# PROBLEM REQUIREMENTS
Isolate every line in the records below with "bağlanan" in it.

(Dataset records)

>> START

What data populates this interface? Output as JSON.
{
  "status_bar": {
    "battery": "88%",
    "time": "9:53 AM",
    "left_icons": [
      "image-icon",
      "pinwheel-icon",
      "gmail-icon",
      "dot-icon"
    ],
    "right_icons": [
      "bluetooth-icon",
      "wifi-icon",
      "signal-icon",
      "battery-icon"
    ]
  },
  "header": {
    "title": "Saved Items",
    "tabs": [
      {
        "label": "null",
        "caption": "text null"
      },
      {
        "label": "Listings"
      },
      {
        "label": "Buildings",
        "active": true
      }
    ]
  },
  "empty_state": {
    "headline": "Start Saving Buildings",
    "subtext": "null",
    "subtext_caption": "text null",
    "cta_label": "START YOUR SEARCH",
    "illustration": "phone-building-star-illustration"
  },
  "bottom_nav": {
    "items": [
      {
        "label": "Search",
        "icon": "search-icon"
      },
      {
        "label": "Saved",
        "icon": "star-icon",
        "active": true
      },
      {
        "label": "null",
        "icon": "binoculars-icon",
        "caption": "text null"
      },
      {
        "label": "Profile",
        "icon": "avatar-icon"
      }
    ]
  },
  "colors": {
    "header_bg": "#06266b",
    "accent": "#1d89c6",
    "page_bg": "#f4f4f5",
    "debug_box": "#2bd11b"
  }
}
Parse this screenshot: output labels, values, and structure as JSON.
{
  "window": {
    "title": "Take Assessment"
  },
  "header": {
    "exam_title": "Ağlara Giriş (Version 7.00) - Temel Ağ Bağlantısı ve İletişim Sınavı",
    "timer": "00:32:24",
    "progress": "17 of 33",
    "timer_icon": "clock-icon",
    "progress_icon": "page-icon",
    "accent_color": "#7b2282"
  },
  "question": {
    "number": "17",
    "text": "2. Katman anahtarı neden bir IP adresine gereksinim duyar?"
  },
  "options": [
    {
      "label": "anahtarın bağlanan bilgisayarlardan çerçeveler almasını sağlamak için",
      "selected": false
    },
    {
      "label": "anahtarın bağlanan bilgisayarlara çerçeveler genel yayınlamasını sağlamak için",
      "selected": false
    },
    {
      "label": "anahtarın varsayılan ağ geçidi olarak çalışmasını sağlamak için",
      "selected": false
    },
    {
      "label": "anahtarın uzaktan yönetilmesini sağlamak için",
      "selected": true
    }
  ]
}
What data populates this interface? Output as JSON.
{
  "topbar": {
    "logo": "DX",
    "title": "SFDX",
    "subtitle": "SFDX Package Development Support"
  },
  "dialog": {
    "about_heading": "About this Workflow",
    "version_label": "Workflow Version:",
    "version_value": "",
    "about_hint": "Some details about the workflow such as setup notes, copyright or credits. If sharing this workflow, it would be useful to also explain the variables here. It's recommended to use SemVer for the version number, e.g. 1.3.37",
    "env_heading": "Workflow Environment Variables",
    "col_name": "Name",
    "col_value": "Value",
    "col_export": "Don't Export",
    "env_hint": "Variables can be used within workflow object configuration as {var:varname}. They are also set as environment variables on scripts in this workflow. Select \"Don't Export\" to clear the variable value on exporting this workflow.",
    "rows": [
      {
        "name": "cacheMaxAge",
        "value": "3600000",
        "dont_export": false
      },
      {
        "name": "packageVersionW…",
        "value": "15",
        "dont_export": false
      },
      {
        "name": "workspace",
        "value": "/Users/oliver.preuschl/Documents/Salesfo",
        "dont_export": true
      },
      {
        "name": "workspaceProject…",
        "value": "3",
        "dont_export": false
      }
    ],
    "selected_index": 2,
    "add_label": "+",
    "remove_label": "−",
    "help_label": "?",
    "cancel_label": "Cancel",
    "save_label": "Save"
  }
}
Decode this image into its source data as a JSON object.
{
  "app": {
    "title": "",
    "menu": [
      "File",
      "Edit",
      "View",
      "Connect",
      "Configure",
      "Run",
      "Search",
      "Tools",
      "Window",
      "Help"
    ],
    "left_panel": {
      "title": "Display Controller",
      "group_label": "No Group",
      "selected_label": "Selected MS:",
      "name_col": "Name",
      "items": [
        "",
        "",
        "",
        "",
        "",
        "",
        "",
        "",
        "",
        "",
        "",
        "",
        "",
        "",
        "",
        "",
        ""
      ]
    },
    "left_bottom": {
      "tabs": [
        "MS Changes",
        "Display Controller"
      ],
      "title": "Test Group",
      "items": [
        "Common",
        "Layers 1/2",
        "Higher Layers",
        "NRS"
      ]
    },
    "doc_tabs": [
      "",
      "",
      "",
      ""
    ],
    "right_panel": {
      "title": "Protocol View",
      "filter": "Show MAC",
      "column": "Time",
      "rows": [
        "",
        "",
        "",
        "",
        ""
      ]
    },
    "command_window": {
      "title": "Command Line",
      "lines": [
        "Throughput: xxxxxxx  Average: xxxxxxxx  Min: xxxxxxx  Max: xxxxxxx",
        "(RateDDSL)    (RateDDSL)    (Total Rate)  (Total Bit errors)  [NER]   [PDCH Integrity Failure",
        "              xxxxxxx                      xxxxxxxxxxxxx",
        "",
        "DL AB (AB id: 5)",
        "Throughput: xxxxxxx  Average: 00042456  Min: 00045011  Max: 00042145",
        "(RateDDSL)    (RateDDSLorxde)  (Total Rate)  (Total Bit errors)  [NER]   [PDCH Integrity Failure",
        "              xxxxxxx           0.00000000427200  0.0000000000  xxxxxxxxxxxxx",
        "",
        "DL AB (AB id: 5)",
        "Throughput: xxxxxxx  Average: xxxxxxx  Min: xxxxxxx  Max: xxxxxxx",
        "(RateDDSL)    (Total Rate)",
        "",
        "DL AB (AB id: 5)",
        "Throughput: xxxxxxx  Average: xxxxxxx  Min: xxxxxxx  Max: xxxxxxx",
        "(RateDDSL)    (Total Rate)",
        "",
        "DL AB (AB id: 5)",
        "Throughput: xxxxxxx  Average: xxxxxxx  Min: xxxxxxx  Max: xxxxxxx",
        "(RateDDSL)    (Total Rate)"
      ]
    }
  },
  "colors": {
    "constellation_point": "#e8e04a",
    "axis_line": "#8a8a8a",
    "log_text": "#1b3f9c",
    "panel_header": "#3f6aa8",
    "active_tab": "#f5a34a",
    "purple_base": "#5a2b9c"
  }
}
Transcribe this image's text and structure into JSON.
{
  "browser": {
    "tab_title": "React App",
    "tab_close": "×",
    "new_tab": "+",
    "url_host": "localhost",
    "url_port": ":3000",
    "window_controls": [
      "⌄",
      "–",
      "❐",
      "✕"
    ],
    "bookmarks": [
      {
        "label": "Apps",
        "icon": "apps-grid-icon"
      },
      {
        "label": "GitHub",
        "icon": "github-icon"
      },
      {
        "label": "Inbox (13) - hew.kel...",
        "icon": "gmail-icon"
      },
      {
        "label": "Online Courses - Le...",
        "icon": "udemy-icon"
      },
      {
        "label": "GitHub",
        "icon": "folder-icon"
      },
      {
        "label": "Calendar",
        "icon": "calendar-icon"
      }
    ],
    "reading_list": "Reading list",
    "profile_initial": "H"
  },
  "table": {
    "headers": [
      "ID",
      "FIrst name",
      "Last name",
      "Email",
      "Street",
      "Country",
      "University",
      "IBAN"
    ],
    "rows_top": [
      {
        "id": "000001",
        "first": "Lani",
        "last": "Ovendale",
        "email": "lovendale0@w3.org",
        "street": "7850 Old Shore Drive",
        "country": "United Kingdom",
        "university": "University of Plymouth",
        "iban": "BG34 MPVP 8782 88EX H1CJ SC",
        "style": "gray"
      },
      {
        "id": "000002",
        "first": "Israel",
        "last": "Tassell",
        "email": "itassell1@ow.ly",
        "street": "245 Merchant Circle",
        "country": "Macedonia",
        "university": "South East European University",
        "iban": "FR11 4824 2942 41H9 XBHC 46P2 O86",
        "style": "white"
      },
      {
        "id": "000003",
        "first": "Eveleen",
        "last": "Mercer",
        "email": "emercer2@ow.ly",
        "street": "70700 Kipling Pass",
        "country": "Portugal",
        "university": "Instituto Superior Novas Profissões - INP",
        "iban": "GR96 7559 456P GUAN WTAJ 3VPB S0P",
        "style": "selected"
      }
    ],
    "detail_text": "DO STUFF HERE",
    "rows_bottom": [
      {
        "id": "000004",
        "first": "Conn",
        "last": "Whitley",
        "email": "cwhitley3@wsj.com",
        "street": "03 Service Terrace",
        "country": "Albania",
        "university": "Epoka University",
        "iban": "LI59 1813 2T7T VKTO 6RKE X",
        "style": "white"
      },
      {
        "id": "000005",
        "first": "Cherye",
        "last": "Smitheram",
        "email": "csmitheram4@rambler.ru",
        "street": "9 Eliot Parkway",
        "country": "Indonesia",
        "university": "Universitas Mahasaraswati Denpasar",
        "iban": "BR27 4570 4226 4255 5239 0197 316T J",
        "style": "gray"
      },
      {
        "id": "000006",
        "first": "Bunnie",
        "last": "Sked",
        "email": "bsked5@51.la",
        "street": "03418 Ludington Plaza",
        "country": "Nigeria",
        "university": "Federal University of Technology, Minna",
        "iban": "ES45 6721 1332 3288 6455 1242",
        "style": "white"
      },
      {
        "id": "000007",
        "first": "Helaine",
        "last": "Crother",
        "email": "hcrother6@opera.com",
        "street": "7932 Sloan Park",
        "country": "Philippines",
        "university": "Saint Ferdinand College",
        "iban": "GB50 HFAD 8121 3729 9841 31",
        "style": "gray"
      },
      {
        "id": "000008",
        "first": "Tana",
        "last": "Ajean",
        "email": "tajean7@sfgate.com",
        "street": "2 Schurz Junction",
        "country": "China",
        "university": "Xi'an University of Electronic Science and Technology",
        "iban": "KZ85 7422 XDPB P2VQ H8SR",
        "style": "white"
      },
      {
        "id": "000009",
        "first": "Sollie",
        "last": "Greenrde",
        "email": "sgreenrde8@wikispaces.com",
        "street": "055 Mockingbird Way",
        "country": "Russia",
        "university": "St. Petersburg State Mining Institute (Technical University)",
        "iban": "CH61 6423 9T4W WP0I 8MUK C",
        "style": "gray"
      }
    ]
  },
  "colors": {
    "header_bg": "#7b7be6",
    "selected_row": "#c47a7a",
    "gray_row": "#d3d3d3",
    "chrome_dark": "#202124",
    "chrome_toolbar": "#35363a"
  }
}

>> END

# EXERCISE RESPONSE
      "label": "anahtarın bağlanan bilgisayarlardan çerçeveler almasını sağlamak için",
      "label": "anahtarın bağlanan bilgisayarlara çerçeveler genel yayınlamasını sağlamak için",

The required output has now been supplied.